| Extracted records |

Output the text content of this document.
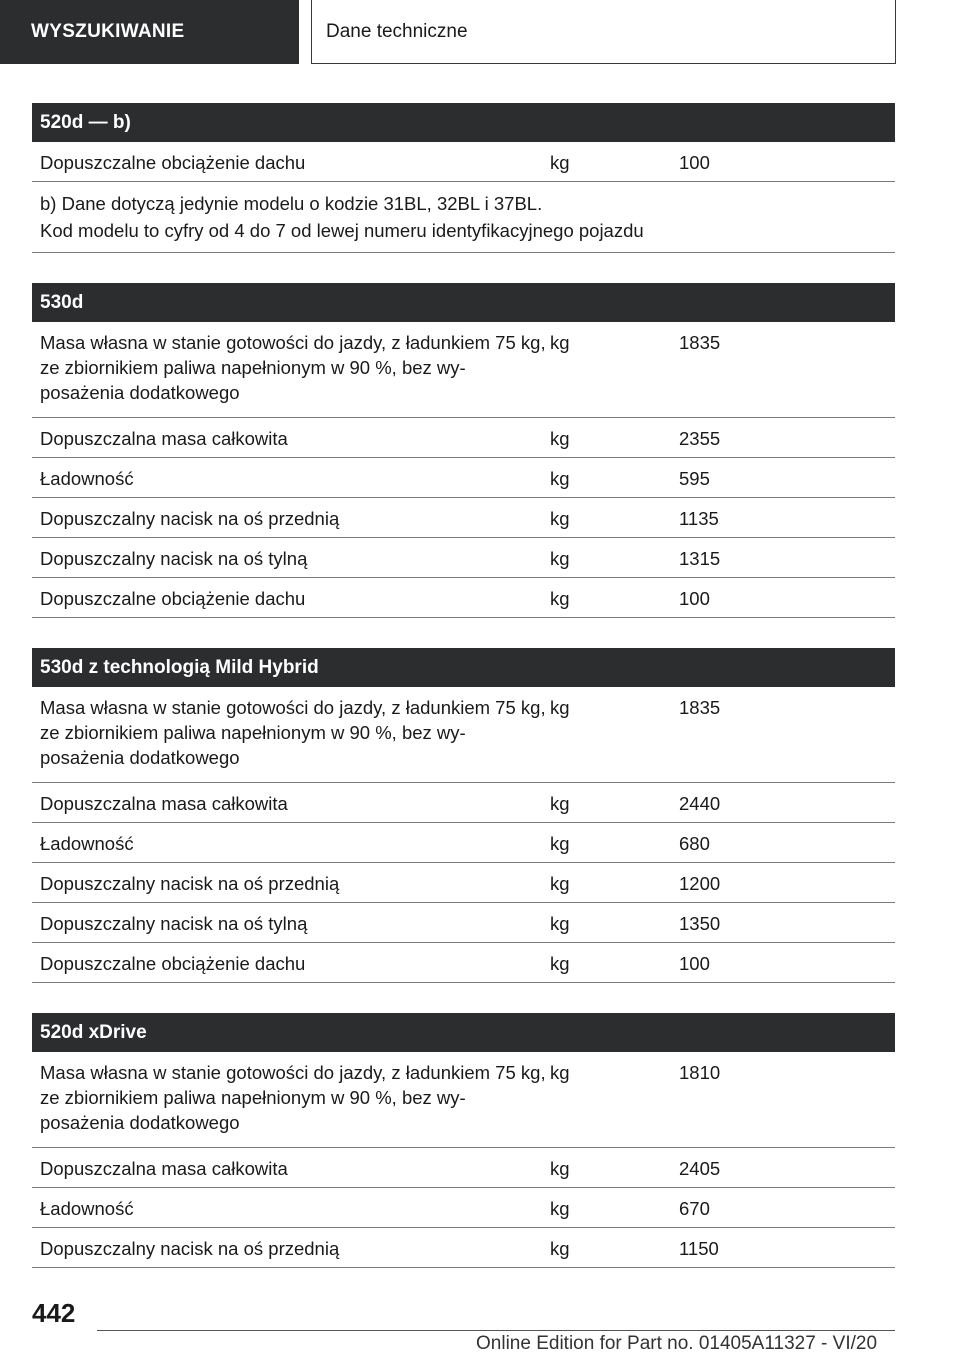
WYSZUKIWANIE	Dane techniczne
520d — b)
Dopuszczalne obciążenie dachu	kg	100
b) Dane dotyczą jedynie modelu o kodzie 31BL, 32BL i 37BL.
Kod modelu to cyfry od 4 do 7 od lewej numeru identyfikacyjnego pojazdu
530d
Masa własna w stanie gotowości do jazdy, z ładunkiem 75 kg, ze zbiornikiem paliwa napełnionym w 90 %, bez wy-posażenia dodatkowego
kg	1835
Dopuszczalna masa całkowita	kg	2355
Ładowność	kg	595
Dopuszczalny nacisk na oś przednią	kg	1135
Dopuszczalny nacisk na oś tylną	kg	1315
Dopuszczalne obciążenie dachu	kg	100
530d z technologią Mild Hybrid
Masa własna w stanie gotowości do jazdy, z ładunkiem 75 kg, ze zbiornikiem paliwa napełnionym w 90 %, bez wy-posażenia dodatkowego
kg	1835
Dopuszczalna masa całkowita	kg	2440
Ładowność	kg	680
Dopuszczalny nacisk na oś przednią	kg	1200
Dopuszczalny nacisk na oś tylną	kg	1350
Dopuszczalne obciążenie dachu	kg	100
520d xDrive
Masa własna w stanie gotowości do jazdy, z ładunkiem 75 kg, ze zbiornikiem paliwa napełnionym w 90 %, bez wy-posażenia dodatkowego
kg	1810
Dopuszczalna masa całkowita	kg	2405
Ładowność	kg	670
Dopuszczalny nacisk na oś przednią	kg	1150
442
Online Edition for Part no. 01405A11327 - VI/20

| What you should do |
Copy out all the entries exactly. Images stay out of the copy.

| Expected answer |
Output the text content of this document.
WYSZUKIWANIE	Dane techniczne
520d — b)
Dopuszczalne obciążenie dachu	kg	100
b) Dane dotyczą jedynie modelu o kodzie 31BL, 32BL i 37BL.
Kod modelu to cyfry od 4 do 7 od lewej numeru identyfikacyjnego pojazdu
530d
Masa własna w stanie gotowości do jazdy, z ładunkiem 75 kg, ze zbiornikiem paliwa napełnionym w 90 %, bez wy-posażenia dodatkowego
kg	1835
Dopuszczalna masa całkowita	kg	2355
Ładowność	kg	595
Dopuszczalny nacisk na oś przednią	kg	1135
Dopuszczalny nacisk na oś tylną	kg	1315
Dopuszczalne obciążenie dachu	kg	100
530d z technologią Mild Hybrid
Masa własna w stanie gotowości do jazdy, z ładunkiem 75 kg, ze zbiornikiem paliwa napełnionym w 90 %, bez wy-posażenia dodatkowego
kg	1835
Dopuszczalna masa całkowita	kg	2440
Ładowność	kg	680
Dopuszczalny nacisk na oś przednią	kg	1200
Dopuszczalny nacisk na oś tylną	kg	1350
Dopuszczalne obciążenie dachu	kg	100
520d xDrive
Masa własna w stanie gotowości do jazdy, z ładunkiem 75 kg, ze zbiornikiem paliwa napełnionym w 90 %, bez wy-posażenia dodatkowego
kg	1810
Dopuszczalna masa całkowita	kg	2405
Ładowność	kg	670
Dopuszczalny nacisk na oś przednią	kg	1150
442
Online Edition for Part no. 01405A11327 - VI/20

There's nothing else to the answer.